* begin Data for this exercise *

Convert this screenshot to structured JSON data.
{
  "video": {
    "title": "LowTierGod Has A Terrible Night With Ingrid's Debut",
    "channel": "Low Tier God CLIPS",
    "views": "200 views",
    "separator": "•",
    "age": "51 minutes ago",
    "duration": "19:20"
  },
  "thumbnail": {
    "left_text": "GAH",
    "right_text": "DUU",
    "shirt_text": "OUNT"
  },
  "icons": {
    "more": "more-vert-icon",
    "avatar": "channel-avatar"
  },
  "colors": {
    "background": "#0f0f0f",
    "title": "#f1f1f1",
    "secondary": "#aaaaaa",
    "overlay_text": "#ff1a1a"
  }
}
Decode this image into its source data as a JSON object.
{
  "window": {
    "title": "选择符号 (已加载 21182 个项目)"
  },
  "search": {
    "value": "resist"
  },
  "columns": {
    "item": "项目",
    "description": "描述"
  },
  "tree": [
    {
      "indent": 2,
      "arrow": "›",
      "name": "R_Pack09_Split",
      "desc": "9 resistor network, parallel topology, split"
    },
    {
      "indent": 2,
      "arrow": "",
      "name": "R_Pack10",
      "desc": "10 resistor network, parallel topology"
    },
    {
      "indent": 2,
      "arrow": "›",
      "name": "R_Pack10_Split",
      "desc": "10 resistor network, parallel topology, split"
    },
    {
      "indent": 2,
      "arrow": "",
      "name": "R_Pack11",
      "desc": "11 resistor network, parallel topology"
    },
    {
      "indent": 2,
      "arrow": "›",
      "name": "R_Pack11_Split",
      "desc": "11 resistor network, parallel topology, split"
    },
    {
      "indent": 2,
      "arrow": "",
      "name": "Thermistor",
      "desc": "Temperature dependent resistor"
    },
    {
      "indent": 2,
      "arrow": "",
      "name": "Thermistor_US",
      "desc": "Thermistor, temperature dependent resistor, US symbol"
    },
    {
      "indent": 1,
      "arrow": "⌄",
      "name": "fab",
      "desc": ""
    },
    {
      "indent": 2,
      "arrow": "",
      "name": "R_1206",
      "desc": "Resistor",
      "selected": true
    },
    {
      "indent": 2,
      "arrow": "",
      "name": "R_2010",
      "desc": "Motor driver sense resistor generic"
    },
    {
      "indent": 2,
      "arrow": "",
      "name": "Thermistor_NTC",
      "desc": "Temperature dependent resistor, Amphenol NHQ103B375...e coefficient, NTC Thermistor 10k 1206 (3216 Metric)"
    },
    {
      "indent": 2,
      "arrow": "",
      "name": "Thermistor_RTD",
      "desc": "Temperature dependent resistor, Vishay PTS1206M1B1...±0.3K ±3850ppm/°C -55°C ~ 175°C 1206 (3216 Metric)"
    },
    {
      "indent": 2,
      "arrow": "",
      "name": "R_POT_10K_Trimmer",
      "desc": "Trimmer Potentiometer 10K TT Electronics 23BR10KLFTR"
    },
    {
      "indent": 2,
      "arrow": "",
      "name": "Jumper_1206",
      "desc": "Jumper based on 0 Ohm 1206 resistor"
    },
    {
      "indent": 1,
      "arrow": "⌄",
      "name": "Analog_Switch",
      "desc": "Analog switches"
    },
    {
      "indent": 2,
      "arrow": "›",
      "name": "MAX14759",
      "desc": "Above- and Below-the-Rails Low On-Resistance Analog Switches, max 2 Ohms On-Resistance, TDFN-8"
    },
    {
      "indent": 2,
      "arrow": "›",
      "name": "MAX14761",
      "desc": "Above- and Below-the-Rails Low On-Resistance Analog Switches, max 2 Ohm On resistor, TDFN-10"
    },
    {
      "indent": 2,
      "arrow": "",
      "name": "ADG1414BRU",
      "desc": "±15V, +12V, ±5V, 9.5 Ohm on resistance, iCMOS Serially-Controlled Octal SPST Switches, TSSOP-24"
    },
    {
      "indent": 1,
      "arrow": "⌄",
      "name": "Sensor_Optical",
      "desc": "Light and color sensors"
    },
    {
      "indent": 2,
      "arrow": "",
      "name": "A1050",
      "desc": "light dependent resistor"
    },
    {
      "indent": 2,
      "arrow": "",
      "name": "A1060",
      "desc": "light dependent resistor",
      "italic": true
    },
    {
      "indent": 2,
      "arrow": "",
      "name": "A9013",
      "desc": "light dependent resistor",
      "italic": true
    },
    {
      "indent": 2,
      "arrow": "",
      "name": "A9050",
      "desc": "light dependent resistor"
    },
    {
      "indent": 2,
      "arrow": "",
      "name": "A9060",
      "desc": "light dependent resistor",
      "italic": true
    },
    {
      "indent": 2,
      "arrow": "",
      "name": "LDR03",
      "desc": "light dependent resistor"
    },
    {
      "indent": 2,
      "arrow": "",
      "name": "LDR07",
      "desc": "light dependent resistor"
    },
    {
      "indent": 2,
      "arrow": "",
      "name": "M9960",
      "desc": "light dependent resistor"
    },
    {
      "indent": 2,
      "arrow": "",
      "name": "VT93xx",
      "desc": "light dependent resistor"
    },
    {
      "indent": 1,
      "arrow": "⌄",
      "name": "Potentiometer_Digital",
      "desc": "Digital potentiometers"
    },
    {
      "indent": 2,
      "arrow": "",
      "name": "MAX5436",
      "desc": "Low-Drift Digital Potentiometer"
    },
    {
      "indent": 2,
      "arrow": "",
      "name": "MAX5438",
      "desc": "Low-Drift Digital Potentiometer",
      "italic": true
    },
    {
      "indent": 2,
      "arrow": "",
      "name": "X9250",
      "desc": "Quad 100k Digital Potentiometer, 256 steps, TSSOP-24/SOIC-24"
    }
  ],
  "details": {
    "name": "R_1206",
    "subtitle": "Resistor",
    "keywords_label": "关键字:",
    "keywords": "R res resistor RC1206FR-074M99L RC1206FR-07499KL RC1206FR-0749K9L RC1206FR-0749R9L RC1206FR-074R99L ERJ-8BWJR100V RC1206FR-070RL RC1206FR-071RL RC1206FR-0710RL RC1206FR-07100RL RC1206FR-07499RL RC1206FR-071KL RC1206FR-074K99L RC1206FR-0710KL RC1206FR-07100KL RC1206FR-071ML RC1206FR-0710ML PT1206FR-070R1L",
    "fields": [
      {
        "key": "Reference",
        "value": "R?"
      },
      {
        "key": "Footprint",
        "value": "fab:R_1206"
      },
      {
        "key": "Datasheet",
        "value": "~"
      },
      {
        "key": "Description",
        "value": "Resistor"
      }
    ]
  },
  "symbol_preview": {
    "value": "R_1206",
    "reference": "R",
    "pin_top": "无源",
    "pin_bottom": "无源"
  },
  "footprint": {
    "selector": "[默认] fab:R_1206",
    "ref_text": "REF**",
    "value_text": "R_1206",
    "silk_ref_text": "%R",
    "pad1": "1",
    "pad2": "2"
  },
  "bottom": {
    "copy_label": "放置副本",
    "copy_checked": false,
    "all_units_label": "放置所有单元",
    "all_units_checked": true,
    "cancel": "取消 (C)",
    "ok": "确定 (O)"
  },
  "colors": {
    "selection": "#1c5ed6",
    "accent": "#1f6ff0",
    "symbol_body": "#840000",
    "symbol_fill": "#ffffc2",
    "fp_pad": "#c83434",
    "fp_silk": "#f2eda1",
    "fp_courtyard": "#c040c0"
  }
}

* end Data for this exercise *

> Instructions to follow: Set down all of the records shown above once more, exactly.

> Response for this exercise:
Convert this screenshot to structured JSON data.
{
  "video": {
    "title": "LowTierGod Has A Terrible Night With Ingrid's Debut",
    "channel": "Low Tier God CLIPS",
    "views": "200 views",
    "separator": "•",
    "age": "51 minutes ago",
    "duration": "19:20"
  },
  "thumbnail": {
    "left_text": "GAH",
    "right_text": "DUU",
    "shirt_text": "OUNT"
  },
  "icons": {
    "more": "more-vert-icon",
    "avatar": "channel-avatar"
  },
  "colors": {
    "background": "#0f0f0f",
    "title": "#f1f1f1",
    "secondary": "#aaaaaa",
    "overlay_text": "#ff1a1a"
  }
}
Decode this image into its source data as a JSON object.
{
  "window": {
    "title": "选择符号 (已加载 21182 个项目)"
  },
  "search": {
    "value": "resist"
  },
  "columns": {
    "item": "项目",
    "description": "描述"
  },
  "tree": [
    {
      "indent": 2,
      "arrow": "›",
      "name": "R_Pack09_Split",
      "desc": "9 resistor network, parallel topology, split"
    },
    {
      "indent": 2,
      "arrow": "",
      "name": "R_Pack10",
      "desc": "10 resistor network, parallel topology"
    },
    {
      "indent": 2,
      "arrow": "›",
      "name": "R_Pack10_Split",
      "desc": "10 resistor network, parallel topology, split"
    },
    {
      "indent": 2,
      "arrow": "",
      "name": "R_Pack11",
      "desc": "11 resistor network, parallel topology"
    },
    {
      "indent": 2,
      "arrow": "›",
      "name": "R_Pack11_Split",
      "desc": "11 resistor network, parallel topology, split"
    },
    {
      "indent": 2,
      "arrow": "",
      "name": "Thermistor",
      "desc": "Temperature dependent resistor"
    },
    {
      "indent": 2,
      "arrow": "",
      "name": "Thermistor_US",
      "desc": "Thermistor, temperature dependent resistor, US symbol"
    },
    {
      "indent": 1,
      "arrow": "⌄",
      "name": "fab",
      "desc": ""
    },
    {
      "indent": 2,
      "arrow": "",
      "name": "R_1206",
      "desc": "Resistor",
      "selected": true
    },
    {
      "indent": 2,
      "arrow": "",
      "name": "R_2010",
      "desc": "Motor driver sense resistor generic"
    },
    {
      "indent": 2,
      "arrow": "",
      "name": "Thermistor_NTC",
      "desc": "Temperature dependent resistor, Amphenol NHQ103B375...e coefficient, NTC Thermistor 10k 1206 (3216 Metric)"
    },
    {
      "indent": 2,
      "arrow": "",
      "name": "Thermistor_RTD",
      "desc": "Temperature dependent resistor, Vishay PTS1206M1B1...±0.3K ±3850ppm/°C -55°C ~ 175°C 1206 (3216 Metric)"
    },
    {
      "indent": 2,
      "arrow": "",
      "name": "R_POT_10K_Trimmer",
      "desc": "Trimmer Potentiometer 10K TT Electronics 23BR10KLFTR"
    },
    {
      "indent": 2,
      "arrow": "",
      "name": "Jumper_1206",
      "desc": "Jumper based on 0 Ohm 1206 resistor"
    },
    {
      "indent": 1,
      "arrow": "⌄",
      "name": "Analog_Switch",
      "desc": "Analog switches"
    },
    {
      "indent": 2,
      "arrow": "›",
      "name": "MAX14759",
      "desc": "Above- and Below-the-Rails Low On-Resistance Analog Switches, max 2 Ohms On-Resistance, TDFN-8"
    },
    {
      "indent": 2,
      "arrow": "›",
      "name": "MAX14761",
      "desc": "Above- and Below-the-Rails Low On-Resistance Analog Switches, max 2 Ohm On resistor, TDFN-10"
    },
    {
      "indent": 2,
      "arrow": "",
      "name": "ADG1414BRU",
      "desc": "±15V, +12V, ±5V, 9.5 Ohm on resistance, iCMOS Serially-Controlled Octal SPST Switches, TSSOP-24"
    },
    {
      "indent": 1,
      "arrow": "⌄",
      "name": "Sensor_Optical",
      "desc": "Light and color sensors"
    },
    {
      "indent": 2,
      "arrow": "",
      "name": "A1050",
      "desc": "light dependent resistor"
    },
    {
      "indent": 2,
      "arrow": "",
      "name": "A1060",
      "desc": "light dependent resistor",
      "italic": true
    },
    {
      "indent": 2,
      "arrow": "",
      "name": "A9013",
      "desc": "light dependent resistor",
      "italic": true
    },
    {
      "indent": 2,
      "arrow": "",
      "name": "A9050",
      "desc": "light dependent resistor"
    },
    {
      "indent": 2,
      "arrow": "",
      "name": "A9060",
      "desc": "light dependent resistor",
      "italic": true
    },
    {
      "indent": 2,
      "arrow": "",
      "name": "LDR03",
      "desc": "light dependent resistor"
    },
    {
      "indent": 2,
      "arrow": "",
      "name": "LDR07",
      "desc": "light dependent resistor"
    },
    {
      "indent": 2,
      "arrow": "",
      "name": "M9960",
      "desc": "light dependent resistor"
    },
    {
      "indent": 2,
      "arrow": "",
      "name": "VT93xx",
      "desc": "light dependent resistor"
    },
    {
      "indent": 1,
      "arrow": "⌄",
      "name": "Potentiometer_Digital",
      "desc": "Digital potentiometers"
    },
    {
      "indent": 2,
      "arrow": "",
      "name": "MAX5436",
      "desc": "Low-Drift Digital Potentiometer"
    },
    {
      "indent": 2,
      "arrow": "",
      "name": "MAX5438",
      "desc": "Low-Drift Digital Potentiometer",
      "italic": true
    },
    {
      "indent": 2,
      "arrow": "",
      "name": "X9250",
      "desc": "Quad 100k Digital Potentiometer, 256 steps, TSSOP-24/SOIC-24"
    }
  ],
  "details": {
    "name": "R_1206",
    "subtitle": "Resistor",
    "keywords_label": "关键字:",
    "keywords": "R res resistor RC1206FR-074M99L RC1206FR-07499KL RC1206FR-0749K9L RC1206FR-0749R9L RC1206FR-074R99L ERJ-8BWJR100V RC1206FR-070RL RC1206FR-071RL RC1206FR-0710RL RC1206FR-07100RL RC1206FR-07499RL RC1206FR-071KL RC1206FR-074K99L RC1206FR-0710KL RC1206FR-07100KL RC1206FR-071ML RC1206FR-0710ML PT1206FR-070R1L",
    "fields": [
      {
        "key": "Reference",
        "value": "R?"
      },
      {
        "key": "Footprint",
        "value": "fab:R_1206"
      },
      {
        "key": "Datasheet",
        "value": "~"
      },
      {
        "key": "Description",
        "value": "Resistor"
      }
    ]
  },
  "symbol_preview": {
    "value": "R_1206",
    "reference": "R",
    "pin_top": "无源",
    "pin_bottom": "无源"
  },
  "footprint": {
    "selector": "[默认] fab:R_1206",
    "ref_text": "REF**",
    "value_text": "R_1206",
    "silk_ref_text": "%R",
    "pad1": "1",
    "pad2": "2"
  },
  "bottom": {
    "copy_label": "放置副本",
    "copy_checked": false,
    "all_units_label": "放置所有单元",
    "all_units_checked": true,
    "cancel": "取消 (C)",
    "ok": "确定 (O)"
  },
  "colors": {
    "selection": "#1c5ed6",
    "accent": "#1f6ff0",
    "symbol_body": "#840000",
    "symbol_fill": "#ffffc2",
    "fp_pad": "#c83434",
    "fp_silk": "#f2eda1",
    "fp_courtyard": "#c040c0"
  }
}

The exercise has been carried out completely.